▸ ASSIGNMENT
Scan the records for "Veiligheidsschakelaar" and copy each line that contains it.

▸ Transcribed document page entries
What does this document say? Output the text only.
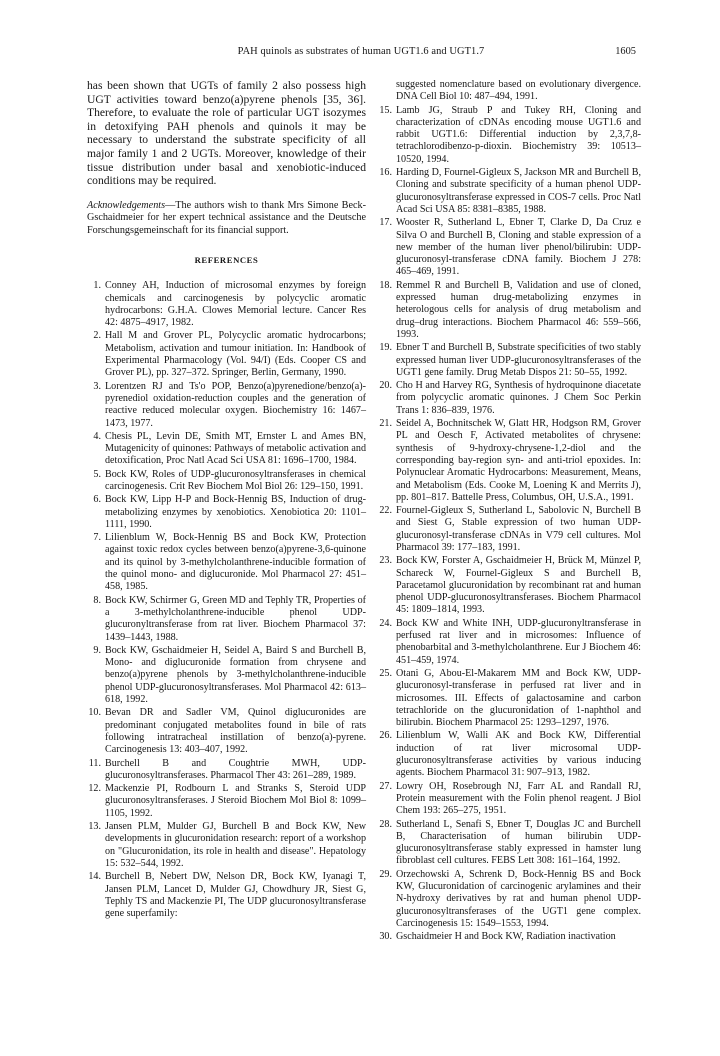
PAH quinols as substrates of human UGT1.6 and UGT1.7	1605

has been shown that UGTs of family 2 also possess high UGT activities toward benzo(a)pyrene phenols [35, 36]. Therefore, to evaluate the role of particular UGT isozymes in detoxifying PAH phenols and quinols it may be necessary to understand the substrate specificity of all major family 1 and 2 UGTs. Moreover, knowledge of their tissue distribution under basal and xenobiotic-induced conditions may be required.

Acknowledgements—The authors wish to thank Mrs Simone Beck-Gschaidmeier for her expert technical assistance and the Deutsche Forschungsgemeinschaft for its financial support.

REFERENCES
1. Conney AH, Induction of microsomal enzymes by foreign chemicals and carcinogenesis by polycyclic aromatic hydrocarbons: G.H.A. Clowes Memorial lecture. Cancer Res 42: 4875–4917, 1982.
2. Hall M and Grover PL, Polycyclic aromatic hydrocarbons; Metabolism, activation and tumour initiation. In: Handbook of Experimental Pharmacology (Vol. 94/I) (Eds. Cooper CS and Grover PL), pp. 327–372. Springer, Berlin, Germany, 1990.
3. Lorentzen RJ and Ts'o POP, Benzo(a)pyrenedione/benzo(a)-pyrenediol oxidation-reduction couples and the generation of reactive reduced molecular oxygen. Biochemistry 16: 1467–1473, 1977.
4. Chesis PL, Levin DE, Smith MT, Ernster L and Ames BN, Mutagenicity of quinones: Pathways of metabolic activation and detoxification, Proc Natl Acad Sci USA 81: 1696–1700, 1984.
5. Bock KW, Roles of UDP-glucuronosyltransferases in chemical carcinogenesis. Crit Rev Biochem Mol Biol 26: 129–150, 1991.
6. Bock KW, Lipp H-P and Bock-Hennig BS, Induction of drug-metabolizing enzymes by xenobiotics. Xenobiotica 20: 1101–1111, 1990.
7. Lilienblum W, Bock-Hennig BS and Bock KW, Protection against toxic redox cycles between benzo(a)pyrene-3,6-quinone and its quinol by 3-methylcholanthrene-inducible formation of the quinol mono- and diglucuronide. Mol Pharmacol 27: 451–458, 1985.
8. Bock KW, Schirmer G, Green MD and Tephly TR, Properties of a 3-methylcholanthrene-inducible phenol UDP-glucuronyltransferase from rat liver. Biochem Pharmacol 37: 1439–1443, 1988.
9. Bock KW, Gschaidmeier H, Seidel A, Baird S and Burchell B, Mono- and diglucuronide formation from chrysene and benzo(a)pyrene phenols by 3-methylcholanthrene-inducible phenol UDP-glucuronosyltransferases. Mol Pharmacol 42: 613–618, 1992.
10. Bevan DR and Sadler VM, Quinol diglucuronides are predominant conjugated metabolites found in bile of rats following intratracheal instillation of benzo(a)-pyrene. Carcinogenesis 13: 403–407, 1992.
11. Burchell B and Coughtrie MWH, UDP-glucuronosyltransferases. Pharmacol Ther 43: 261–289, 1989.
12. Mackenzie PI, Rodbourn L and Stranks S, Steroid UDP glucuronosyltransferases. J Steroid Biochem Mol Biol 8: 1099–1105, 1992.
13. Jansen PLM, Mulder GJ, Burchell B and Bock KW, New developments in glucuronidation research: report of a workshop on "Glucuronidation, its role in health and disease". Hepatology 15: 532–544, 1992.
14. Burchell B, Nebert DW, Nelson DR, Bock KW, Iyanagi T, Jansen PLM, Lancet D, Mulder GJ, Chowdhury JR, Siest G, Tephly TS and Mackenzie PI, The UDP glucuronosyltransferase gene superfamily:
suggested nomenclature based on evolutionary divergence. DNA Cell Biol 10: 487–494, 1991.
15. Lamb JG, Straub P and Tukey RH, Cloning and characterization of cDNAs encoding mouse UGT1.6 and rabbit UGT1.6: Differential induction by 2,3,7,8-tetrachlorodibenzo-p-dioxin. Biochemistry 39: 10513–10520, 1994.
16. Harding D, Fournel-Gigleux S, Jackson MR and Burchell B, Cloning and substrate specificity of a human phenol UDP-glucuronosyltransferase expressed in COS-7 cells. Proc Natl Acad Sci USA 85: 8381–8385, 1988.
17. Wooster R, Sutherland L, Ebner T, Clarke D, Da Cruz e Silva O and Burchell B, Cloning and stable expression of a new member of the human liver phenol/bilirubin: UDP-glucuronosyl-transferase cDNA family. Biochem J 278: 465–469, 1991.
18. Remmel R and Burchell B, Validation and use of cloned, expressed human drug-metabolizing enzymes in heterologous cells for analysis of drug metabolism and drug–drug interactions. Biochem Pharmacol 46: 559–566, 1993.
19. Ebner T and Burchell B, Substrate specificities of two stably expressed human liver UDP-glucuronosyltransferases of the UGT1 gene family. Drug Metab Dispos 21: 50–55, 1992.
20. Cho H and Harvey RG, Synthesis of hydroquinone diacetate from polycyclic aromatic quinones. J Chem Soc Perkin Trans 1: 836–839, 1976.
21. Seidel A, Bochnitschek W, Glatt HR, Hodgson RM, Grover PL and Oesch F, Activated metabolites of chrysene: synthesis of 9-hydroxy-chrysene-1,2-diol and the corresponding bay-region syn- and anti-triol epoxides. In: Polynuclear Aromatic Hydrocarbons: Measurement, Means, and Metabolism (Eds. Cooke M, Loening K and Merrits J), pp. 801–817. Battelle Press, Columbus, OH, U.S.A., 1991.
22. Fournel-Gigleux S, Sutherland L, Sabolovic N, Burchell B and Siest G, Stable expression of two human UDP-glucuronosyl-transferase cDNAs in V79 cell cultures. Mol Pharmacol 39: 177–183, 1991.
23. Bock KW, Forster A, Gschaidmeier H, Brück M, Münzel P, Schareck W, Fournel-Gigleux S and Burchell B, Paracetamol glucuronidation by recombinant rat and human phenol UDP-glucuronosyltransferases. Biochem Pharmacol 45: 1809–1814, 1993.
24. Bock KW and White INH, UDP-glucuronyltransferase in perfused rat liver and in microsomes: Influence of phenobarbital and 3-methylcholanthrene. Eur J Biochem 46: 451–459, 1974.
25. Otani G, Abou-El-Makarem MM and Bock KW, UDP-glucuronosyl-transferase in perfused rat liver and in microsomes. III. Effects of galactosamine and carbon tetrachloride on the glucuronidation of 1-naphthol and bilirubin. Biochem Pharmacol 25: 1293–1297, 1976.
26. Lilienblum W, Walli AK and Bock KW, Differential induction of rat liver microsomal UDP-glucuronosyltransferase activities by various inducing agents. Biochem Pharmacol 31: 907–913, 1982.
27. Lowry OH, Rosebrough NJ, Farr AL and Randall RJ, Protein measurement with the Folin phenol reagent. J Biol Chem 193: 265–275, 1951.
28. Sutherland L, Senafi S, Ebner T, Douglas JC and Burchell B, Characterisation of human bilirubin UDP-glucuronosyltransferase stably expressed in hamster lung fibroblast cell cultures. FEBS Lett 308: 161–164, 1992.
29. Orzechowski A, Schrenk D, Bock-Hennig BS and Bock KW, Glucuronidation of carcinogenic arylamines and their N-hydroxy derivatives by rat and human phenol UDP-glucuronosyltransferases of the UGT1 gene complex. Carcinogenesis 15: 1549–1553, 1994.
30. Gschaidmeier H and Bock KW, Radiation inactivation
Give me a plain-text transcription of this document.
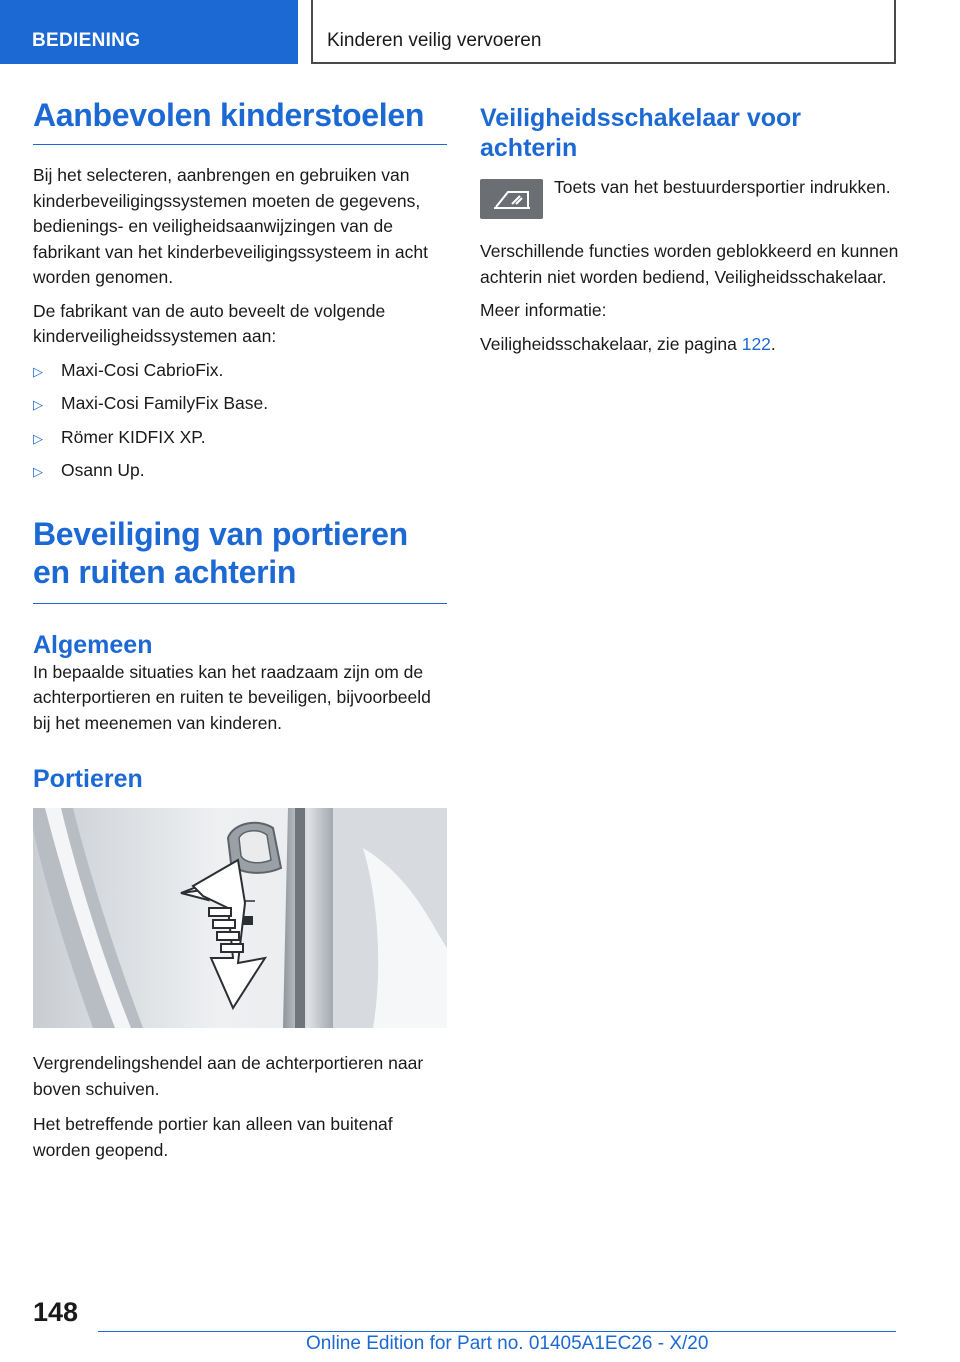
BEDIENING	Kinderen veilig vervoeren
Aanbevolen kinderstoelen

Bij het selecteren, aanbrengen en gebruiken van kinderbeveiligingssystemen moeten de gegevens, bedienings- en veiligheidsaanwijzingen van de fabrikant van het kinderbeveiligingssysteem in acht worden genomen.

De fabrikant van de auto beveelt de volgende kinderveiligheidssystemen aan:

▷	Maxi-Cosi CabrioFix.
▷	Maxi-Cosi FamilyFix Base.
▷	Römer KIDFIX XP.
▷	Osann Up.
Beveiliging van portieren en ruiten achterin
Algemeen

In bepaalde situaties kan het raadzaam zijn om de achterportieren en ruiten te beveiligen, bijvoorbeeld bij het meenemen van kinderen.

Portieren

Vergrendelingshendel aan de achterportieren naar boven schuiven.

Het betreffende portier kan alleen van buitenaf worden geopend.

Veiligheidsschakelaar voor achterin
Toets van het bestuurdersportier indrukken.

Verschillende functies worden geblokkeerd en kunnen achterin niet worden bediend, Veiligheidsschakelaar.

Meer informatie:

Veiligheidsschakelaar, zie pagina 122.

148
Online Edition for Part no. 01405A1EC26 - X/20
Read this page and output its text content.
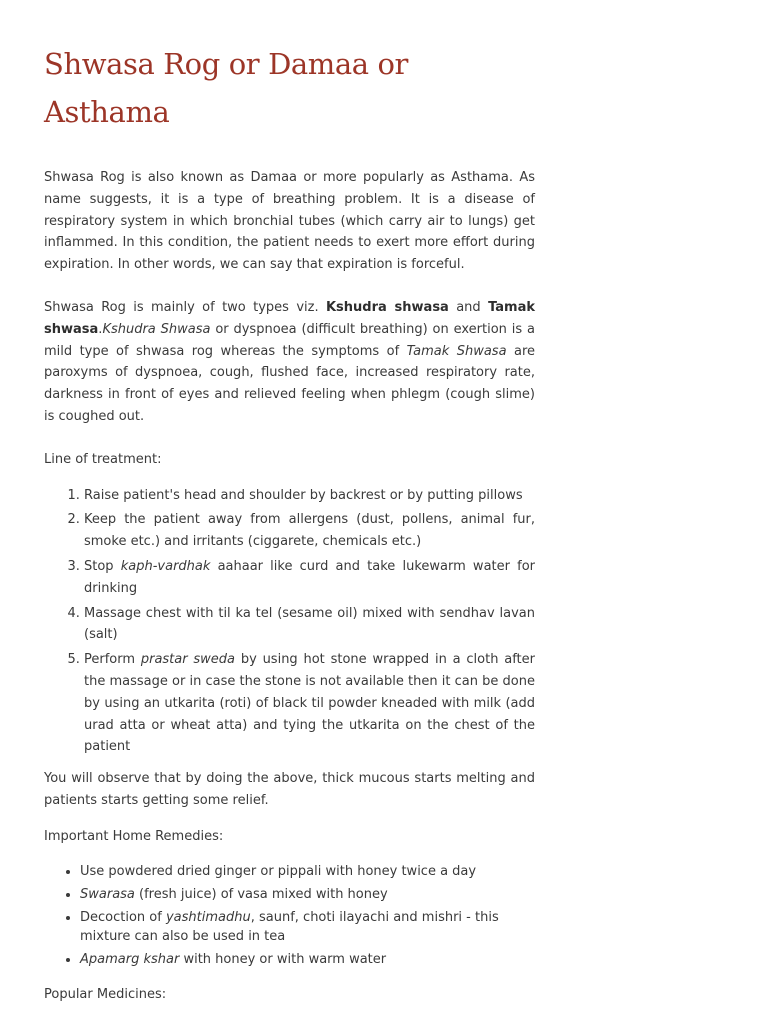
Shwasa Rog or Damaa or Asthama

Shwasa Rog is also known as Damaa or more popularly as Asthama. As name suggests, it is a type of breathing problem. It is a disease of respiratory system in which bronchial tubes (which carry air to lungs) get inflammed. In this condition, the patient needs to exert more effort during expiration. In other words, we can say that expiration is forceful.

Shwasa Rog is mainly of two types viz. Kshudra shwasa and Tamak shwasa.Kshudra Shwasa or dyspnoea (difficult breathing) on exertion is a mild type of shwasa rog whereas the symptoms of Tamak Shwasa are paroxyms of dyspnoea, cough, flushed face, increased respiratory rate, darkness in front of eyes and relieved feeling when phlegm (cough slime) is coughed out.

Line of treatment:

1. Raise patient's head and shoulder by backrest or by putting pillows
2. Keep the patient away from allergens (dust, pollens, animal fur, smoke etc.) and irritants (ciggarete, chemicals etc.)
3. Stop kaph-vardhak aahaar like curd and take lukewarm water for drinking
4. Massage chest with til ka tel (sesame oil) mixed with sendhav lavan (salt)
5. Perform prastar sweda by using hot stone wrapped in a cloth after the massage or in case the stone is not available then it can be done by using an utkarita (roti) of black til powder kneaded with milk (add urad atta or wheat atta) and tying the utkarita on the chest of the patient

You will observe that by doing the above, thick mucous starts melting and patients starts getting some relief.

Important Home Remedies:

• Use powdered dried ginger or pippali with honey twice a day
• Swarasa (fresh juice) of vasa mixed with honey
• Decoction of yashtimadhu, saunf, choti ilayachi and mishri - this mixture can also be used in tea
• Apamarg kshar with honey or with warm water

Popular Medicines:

▸ WRITTEN RESPONSE
Veiligheidsschakelaar voor achterin
Verschillende functies worden geblokkeerd en kunnen achterin niet worden bediend, Veiligheidsschakelaar.
Veiligheidsschakelaar, zie pagina 122.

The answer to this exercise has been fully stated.